→ **Exercise requirements**
Please retype all of the following entries exactly.

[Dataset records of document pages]
*** Begin section ***

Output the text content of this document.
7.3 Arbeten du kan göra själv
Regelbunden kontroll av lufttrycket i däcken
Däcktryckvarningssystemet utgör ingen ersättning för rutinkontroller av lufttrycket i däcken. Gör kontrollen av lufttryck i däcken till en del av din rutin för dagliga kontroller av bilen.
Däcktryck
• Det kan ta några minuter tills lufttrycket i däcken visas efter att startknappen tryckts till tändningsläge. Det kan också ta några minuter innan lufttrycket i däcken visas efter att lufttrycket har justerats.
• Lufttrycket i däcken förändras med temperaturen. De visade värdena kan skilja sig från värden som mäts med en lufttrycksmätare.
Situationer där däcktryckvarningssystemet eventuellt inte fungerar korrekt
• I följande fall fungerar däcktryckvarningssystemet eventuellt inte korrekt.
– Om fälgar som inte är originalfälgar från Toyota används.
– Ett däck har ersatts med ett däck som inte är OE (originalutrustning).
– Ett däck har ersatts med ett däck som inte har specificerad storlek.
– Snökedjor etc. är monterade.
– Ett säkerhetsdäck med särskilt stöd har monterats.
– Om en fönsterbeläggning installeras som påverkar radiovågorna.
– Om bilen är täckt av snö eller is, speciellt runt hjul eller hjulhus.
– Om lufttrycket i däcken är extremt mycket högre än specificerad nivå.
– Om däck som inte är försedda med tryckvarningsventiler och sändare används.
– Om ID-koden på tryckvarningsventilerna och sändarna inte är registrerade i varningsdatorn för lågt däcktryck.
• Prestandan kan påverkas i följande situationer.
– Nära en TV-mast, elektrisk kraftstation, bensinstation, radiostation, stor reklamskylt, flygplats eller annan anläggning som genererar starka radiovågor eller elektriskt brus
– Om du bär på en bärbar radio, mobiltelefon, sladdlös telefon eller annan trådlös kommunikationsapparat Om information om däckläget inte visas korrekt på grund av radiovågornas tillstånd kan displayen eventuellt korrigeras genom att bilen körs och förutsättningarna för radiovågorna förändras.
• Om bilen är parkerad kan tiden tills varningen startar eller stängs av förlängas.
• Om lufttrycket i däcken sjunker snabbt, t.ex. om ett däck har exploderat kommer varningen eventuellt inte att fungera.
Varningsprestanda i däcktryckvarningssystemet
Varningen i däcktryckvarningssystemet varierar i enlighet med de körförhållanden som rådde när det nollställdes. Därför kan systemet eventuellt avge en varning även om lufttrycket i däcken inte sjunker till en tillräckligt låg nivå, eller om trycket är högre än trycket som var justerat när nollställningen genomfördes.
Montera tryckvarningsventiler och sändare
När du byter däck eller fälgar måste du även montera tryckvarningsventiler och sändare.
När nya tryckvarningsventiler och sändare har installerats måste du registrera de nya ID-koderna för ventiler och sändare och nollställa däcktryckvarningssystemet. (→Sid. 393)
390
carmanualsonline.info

*** End section ***

→ **Your solution**
Output the text content of this document.
7.3 Arbeten du kan göra själv
Regelbunden kontroll av lufttrycket i däcken
Däcktryckvarningssystemet utgör ingen ersättning för rutinkontroller av lufttrycket i däcken. Gör kontrollen av lufttryck i däcken till en del av din rutin för dagliga kontroller av bilen.
Däcktryck
• Det kan ta några minuter tills lufttrycket i däcken visas efter att startknappen tryckts till tändningsläge. Det kan också ta några minuter innan lufttrycket i däcken visas efter att lufttrycket har justerats.
• Lufttrycket i däcken förändras med temperaturen. De visade värdena kan skilja sig från värden som mäts med en lufttrycksmätare.
Situationer där däcktryckvarningssystemet eventuellt inte fungerar korrekt
• I följande fall fungerar däcktryckvarningssystemet eventuellt inte korrekt.
– Om fälgar som inte är originalfälgar från Toyota används.
– Ett däck har ersatts med ett däck som inte är OE (originalutrustning).
– Ett däck har ersatts med ett däck som inte har specificerad storlek.
– Snökedjor etc. är monterade.
– Ett säkerhetsdäck med särskilt stöd har monterats.
– Om en fönsterbeläggning installeras som påverkar radiovågorna.
– Om bilen är täckt av snö eller is, speciellt runt hjul eller hjulhus.
– Om lufttrycket i däcken är extremt mycket högre än specificerad nivå.
– Om däck som inte är försedda med tryckvarningsventiler och sändare används.
– Om ID-koden på tryckvarningsventilerna och sändarna inte är registrerade i varningsdatorn för lågt däcktryck.
• Prestandan kan påverkas i följande situationer.
– Nära en TV-mast, elektrisk kraftstation, bensinstation, radiostation, stor reklamskylt, flygplats eller annan anläggning som genererar starka radiovågor eller elektriskt brus
– Om du bär på en bärbar radio, mobiltelefon, sladdlös telefon eller annan trådlös kommunikationsapparat Om information om däckläget inte visas korrekt på grund av radiovågornas tillstånd kan displayen eventuellt korrigeras genom att bilen körs och förutsättningarna för radiovågorna förändras.
• Om bilen är parkerad kan tiden tills varningen startar eller stängs av förlängas.
• Om lufttrycket i däcken sjunker snabbt, t.ex. om ett däck har exploderat kommer varningen eventuellt inte att fungera.
Varningsprestanda i däcktryckvarningssystemet
Varningen i däcktryckvarningssystemet varierar i enlighet med de körförhållanden som rådde när det nollställdes. Därför kan systemet eventuellt avge en varning även om lufttrycket i däcken inte sjunker till en tillräckligt låg nivå, eller om trycket är högre än trycket som var justerat när nollställningen genomfördes.
Montera tryckvarningsventiler och sändare
När du byter däck eller fälgar måste du även montera tryckvarningsventiler och sändare.
När nya tryckvarningsventiler och sändare har installerats måste du registrera de nya ID-koderna för ventiler och sändare och nollställa däcktryckvarningssystemet. (→Sid. 393)
390
carmanualsonline.info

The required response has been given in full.